--- Instructions for the task ---
Repeat the records in full and exactly, omitting pictures.

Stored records

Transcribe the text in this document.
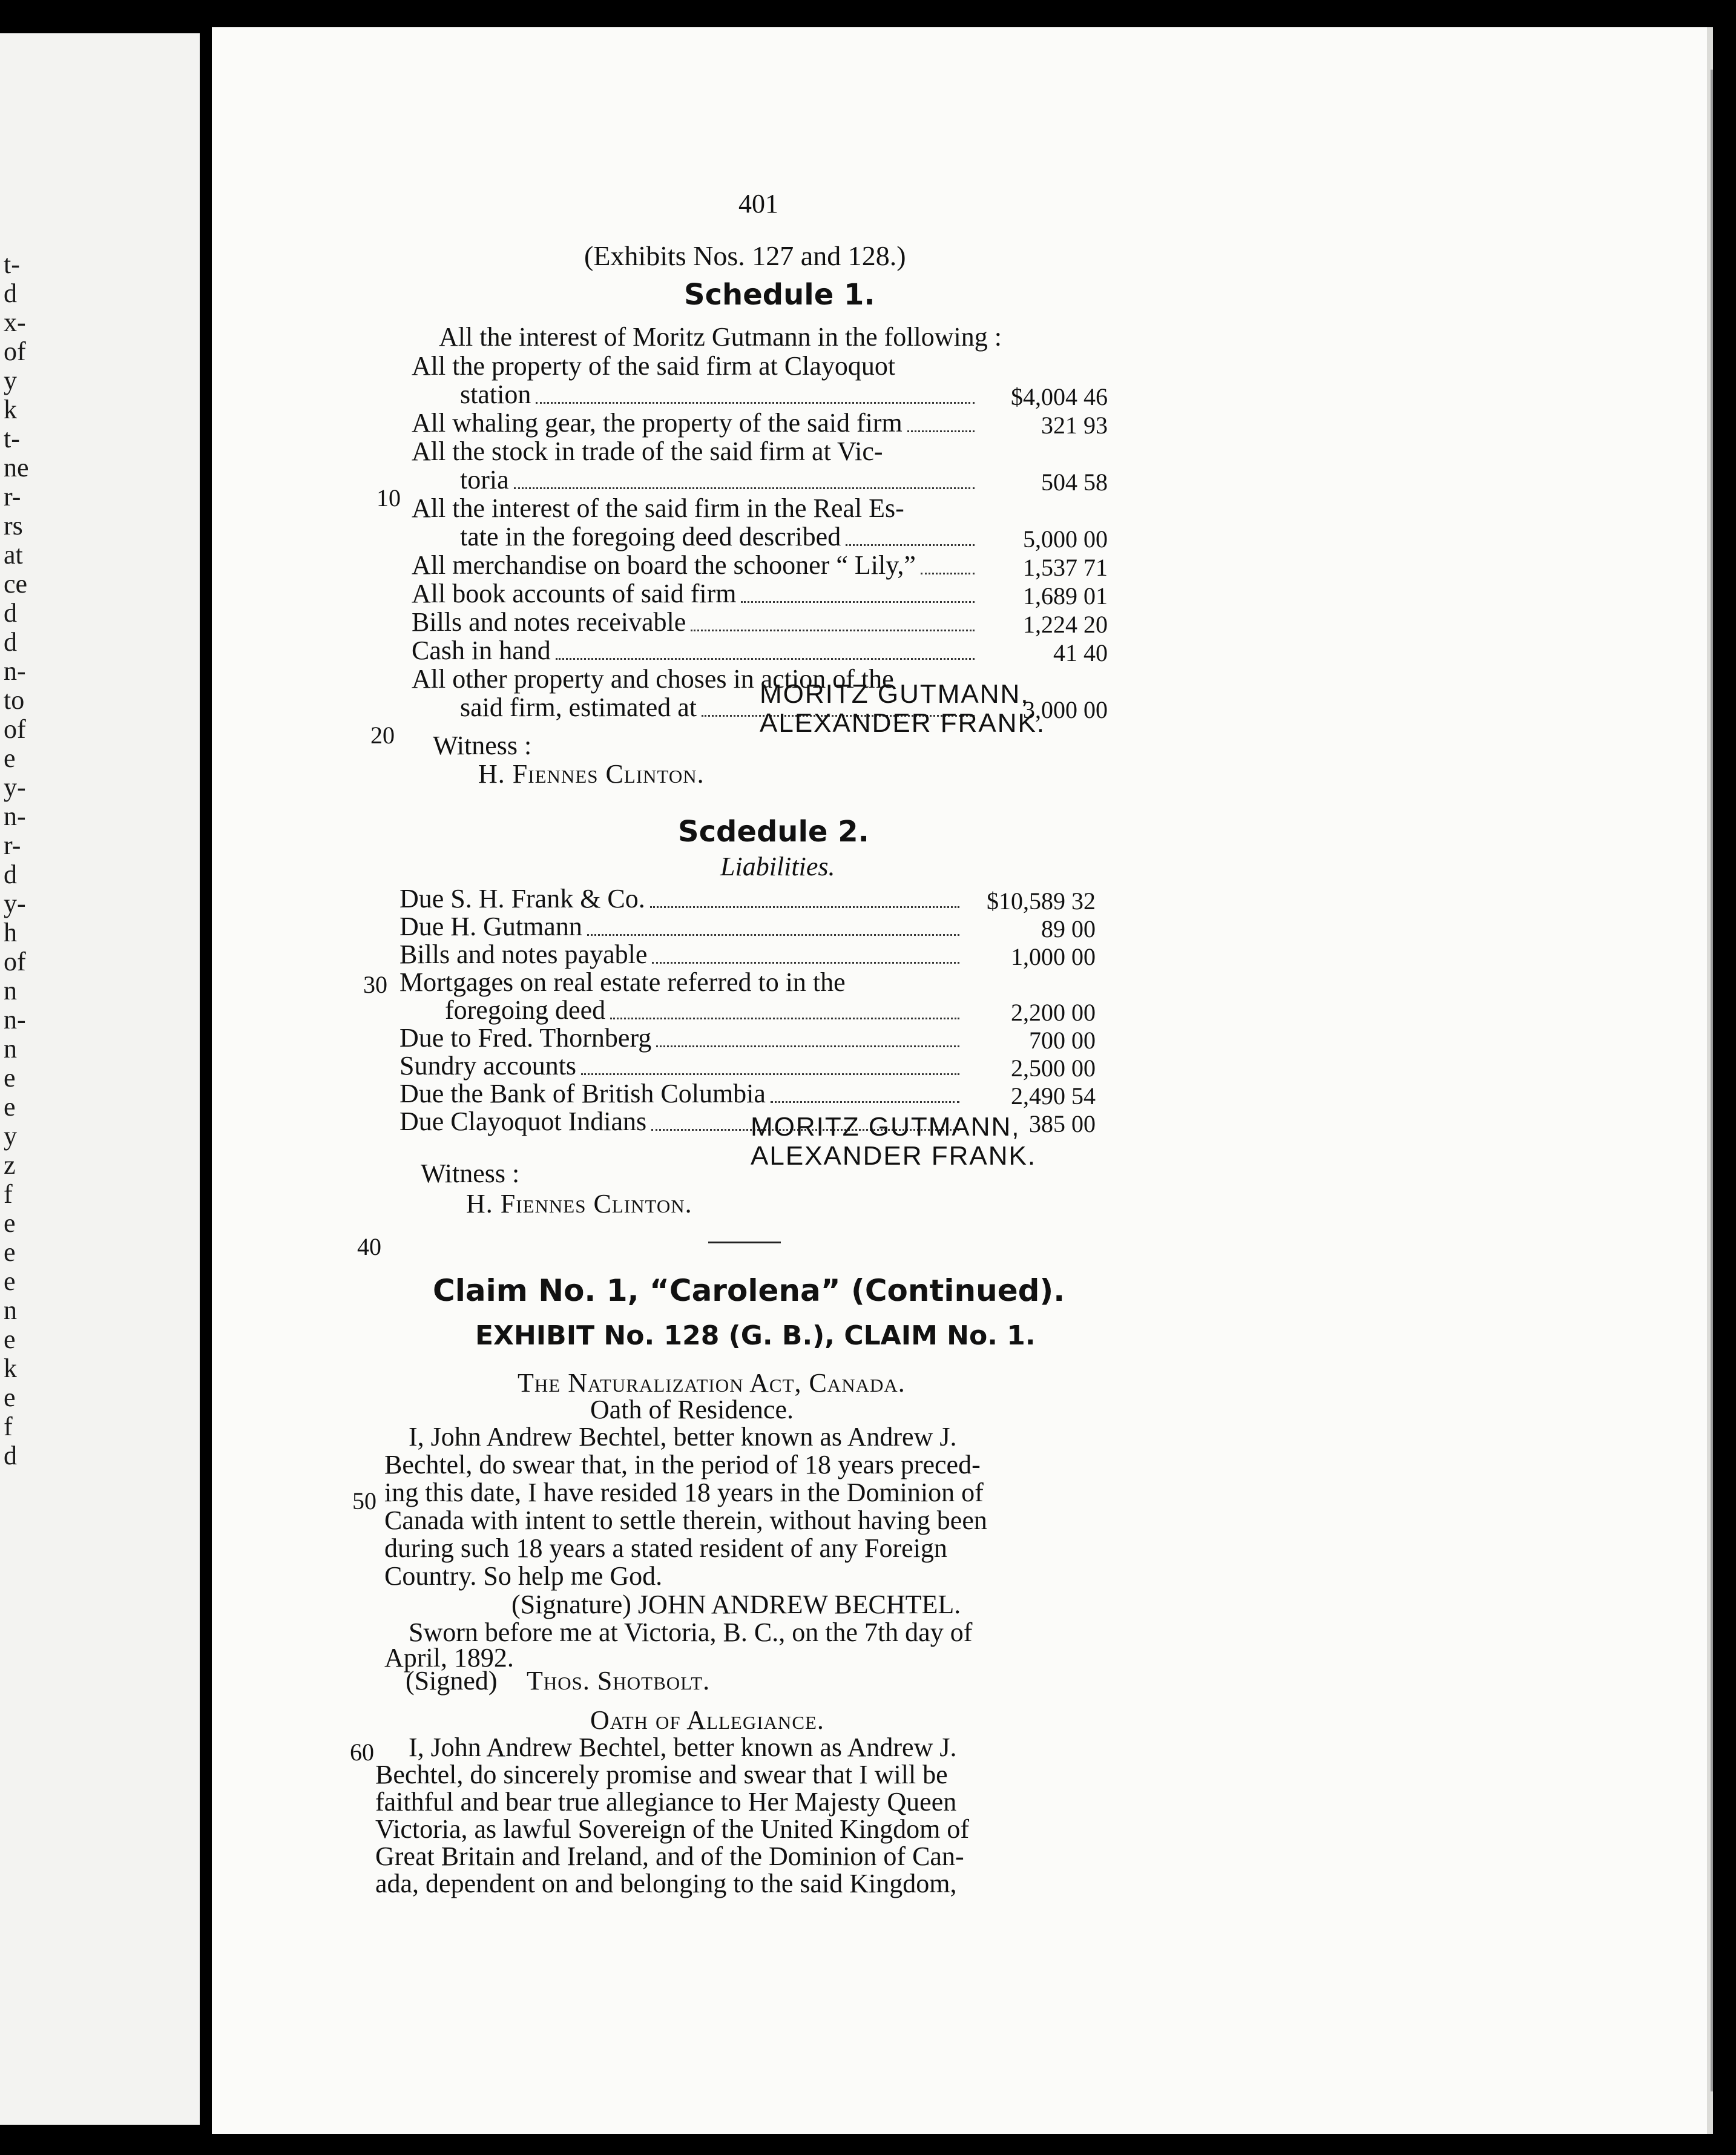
t-
d
x-
of
y
k
t-
ne
r-
rs
at
ce
d
d
n-
to
of
e
y-
n-
r-
d
y-
h
of
n
n-
n
e
e
y
z
f
e
e
e
n
e
k
e
f
d
401
(Exhibits Nos. 127 and 128.)
Schedule 1.
All the interest of Moritz Gutmann in the following :
All the property of the said firm at Clayoquot
station	$4,004 46
All whaling gear, the property of the said firm	321 93
All the stock in trade of the said firm at Vic-
toria	504 58
All the interest of the said firm in the Real Es-
tate in the foregoing deed described	5,000 00
All merchandise on board the schooner “ Lily,”	1,537 71
All book accounts of said firm	1,689 01
Bills and notes receivable	1,224 20
Cash in hand	41 40
All other property and choses in action of the
said firm, estimated at	3,000 00
MORITZ GUTMANN,
ALEXANDER FRANK.
Witness :
H. Fiennes Clinton.
Scdedule 2.
Liabilities.
Due S. H. Frank & Co.	$10,589 32
Due H. Gutmann	89 00
Bills and notes payable	1,000 00
Mortgages on real estate referred to in the
foregoing deed	2,200 00
Due to Fred. Thornberg	700 00
Sundry accounts	2,500 00
Due the Bank of British Columbia	2,490 54
Due Clayoquot Indians	385 00
MORITZ GUTMANN,
ALEXANDER FRANK.
Witness :
H. Fiennes Clinton.
10
20
30
40
50
60
Claim No. 1, “Carolena” (Continued).
EXHIBIT No. 128 (G. B.), CLAIM No. 1.
The Naturalization Act, Canada.
Oath of Residence.
I, John Andrew Bechtel, better known as Andrew J.
Bechtel, do swear that, in the period of 18 years preced-
ing this date, I have resided 18 years in the Dominion of
Canada with intent to settle therein, without having been
during such 18 years a stated resident of any Foreign
Country. So help me God.
(Signature) JOHN ANDREW BECHTEL.
Sworn before me at Victoria, B. C., on the 7th day of
April, 1892.
(Signed) Thos. Shotbolt.
Oath of Allegiance.
I, John Andrew Bechtel, better known as Andrew J.
Bechtel, do sincerely promise and swear that I will be
faithful and bear true allegiance to Her Majesty Queen
Victoria, as lawful Sovereign of the United Kingdom of
Great Britain and Ireland, and of the Dominion of Can-
ada, dependent on and belonging to the said Kingdom,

--- Complete output ---
Transcribe the text in this document.
t-
d
x-
of
y
k
t-
ne
r-
rs
at
ce
d
d
n-
to
of
e
y-
n-
r-
d
y-
h
of
n
n-
n
e
e
y
z
f
e
e
e
n
e
k
e
f
d
401
(Exhibits Nos. 127 and 128.)
Schedule 1.
All the interest of Moritz Gutmann in the following :
All the property of the said firm at Clayoquot
station	$4,004 46
All whaling gear, the property of the said firm	321 93
All the stock in trade of the said firm at Vic-
toria	504 58
All the interest of the said firm in the Real Es-
tate in the foregoing deed described	5,000 00
All merchandise on board the schooner “ Lily,”	1,537 71
All book accounts of said firm	1,689 01
Bills and notes receivable	1,224 20
Cash in hand	41 40
All other property and choses in action of the
said firm, estimated at	3,000 00
MORITZ GUTMANN,
ALEXANDER FRANK.
Witness :
H. Fiennes Clinton.
Scdedule 2.
Liabilities.
Due S. H. Frank & Co.	$10,589 32
Due H. Gutmann	89 00
Bills and notes payable	1,000 00
Mortgages on real estate referred to in the
foregoing deed	2,200 00
Due to Fred. Thornberg	700 00
Sundry accounts	2,500 00
Due the Bank of British Columbia	2,490 54
Due Clayoquot Indians	385 00
MORITZ GUTMANN,
ALEXANDER FRANK.
Witness :
H. Fiennes Clinton.
10
20
30
40
50
60
Claim No. 1, “Carolena” (Continued).
EXHIBIT No. 128 (G. B.), CLAIM No. 1.
The Naturalization Act, Canada.
Oath of Residence.
I, John Andrew Bechtel, better known as Andrew J.
Bechtel, do swear that, in the period of 18 years preced-
ing this date, I have resided 18 years in the Dominion of
Canada with intent to settle therein, without having been
during such 18 years a stated resident of any Foreign
Country. So help me God.
(Signature) JOHN ANDREW BECHTEL.
Sworn before me at Victoria, B. C., on the 7th day of
April, 1892.
(Signed) Thos. Shotbolt.
Oath of Allegiance.
I, John Andrew Bechtel, better known as Andrew J.
Bechtel, do sincerely promise and swear that I will be
faithful and bear true allegiance to Her Majesty Queen
Victoria, as lawful Sovereign of the United Kingdom of
Great Britain and Ireland, and of the Dominion of Can-
ada, dependent on and belonging to the said Kingdom,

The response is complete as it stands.